Work to complete - Report every line in the listing that contains the string "title".

Record list -
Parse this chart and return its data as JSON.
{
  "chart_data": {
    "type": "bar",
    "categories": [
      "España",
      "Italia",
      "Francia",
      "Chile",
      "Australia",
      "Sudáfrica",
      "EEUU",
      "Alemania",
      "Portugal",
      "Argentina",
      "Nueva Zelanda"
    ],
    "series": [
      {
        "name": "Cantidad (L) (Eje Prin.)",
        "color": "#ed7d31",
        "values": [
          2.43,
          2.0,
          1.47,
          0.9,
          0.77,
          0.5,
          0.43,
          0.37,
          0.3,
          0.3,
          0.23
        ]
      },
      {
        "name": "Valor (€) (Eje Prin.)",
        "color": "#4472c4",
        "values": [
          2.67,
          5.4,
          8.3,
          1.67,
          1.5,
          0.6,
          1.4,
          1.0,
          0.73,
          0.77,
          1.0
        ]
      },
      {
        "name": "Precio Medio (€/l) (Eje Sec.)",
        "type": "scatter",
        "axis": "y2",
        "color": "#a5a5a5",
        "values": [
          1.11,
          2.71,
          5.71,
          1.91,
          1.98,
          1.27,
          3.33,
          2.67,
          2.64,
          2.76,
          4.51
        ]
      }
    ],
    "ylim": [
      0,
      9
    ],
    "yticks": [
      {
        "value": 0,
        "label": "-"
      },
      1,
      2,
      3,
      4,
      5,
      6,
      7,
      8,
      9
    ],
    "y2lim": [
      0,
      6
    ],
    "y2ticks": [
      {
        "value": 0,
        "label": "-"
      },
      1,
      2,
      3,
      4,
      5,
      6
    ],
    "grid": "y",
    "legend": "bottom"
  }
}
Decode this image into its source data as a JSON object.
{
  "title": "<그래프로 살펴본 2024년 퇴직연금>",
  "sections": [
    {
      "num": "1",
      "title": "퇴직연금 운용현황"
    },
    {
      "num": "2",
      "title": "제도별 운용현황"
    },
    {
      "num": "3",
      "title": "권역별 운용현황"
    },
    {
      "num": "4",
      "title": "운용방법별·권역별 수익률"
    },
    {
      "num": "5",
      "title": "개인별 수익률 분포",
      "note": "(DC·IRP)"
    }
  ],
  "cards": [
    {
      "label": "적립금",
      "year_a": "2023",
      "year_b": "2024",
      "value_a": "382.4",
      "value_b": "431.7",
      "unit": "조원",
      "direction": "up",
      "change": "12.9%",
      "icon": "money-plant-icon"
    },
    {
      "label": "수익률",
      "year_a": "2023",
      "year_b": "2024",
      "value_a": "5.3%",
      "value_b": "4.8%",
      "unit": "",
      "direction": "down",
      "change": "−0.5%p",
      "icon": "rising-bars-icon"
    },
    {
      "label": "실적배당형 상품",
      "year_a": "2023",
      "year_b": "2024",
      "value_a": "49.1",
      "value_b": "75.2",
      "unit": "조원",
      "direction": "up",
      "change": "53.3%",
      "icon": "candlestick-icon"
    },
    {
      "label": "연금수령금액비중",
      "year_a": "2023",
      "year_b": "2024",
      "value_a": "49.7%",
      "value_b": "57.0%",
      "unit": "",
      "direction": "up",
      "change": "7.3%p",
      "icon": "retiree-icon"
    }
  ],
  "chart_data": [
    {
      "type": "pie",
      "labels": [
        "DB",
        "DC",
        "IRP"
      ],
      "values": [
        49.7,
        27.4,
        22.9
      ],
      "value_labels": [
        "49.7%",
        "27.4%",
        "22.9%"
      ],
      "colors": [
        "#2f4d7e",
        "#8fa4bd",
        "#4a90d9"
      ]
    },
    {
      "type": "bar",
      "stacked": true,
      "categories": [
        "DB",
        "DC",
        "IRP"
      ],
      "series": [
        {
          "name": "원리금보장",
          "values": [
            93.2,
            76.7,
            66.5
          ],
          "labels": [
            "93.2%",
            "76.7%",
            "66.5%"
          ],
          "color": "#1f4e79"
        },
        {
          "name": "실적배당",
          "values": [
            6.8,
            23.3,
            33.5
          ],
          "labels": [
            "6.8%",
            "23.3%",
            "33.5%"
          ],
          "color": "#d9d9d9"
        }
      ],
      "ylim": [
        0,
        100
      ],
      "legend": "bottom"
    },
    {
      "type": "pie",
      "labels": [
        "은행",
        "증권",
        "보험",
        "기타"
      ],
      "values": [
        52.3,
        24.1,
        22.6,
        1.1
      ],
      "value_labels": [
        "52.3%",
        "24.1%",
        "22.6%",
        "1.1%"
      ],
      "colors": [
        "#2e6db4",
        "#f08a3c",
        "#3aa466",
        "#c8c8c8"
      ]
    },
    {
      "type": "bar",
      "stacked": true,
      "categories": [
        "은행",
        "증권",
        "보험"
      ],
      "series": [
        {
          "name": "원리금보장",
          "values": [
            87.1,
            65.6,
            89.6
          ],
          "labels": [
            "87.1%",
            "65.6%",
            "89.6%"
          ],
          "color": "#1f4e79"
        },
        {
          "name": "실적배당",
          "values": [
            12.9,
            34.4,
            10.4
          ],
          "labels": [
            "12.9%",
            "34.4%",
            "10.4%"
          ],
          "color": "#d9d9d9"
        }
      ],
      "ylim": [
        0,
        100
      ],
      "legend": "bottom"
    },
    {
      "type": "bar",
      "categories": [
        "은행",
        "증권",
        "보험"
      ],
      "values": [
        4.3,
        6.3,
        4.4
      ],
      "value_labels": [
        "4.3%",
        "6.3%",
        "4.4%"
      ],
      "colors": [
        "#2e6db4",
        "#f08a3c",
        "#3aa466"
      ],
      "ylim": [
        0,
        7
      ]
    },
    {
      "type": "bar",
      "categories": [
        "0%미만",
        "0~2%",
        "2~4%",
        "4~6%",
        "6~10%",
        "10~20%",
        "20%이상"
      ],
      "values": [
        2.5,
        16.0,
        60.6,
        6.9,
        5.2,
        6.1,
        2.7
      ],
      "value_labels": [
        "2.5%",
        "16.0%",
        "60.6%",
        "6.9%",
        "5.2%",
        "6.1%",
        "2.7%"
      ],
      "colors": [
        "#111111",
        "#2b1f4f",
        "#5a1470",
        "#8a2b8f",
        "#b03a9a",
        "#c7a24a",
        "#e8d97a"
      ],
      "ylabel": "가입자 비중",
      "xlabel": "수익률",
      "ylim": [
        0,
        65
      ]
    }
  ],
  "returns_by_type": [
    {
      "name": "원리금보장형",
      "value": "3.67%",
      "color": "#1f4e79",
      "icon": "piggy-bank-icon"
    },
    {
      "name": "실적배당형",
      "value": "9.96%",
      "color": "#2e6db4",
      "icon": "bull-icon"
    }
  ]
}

Output -
  "title": "<그래프로 살펴본 2024년 퇴직연금>",
      "title": "퇴직연금 운용현황"
      "title": "제도별 운용현황"
      "title": "권역별 운용현황"
      "title": "운용방법별·권역별 수익률"
      "title": "개인별 수익률 분포",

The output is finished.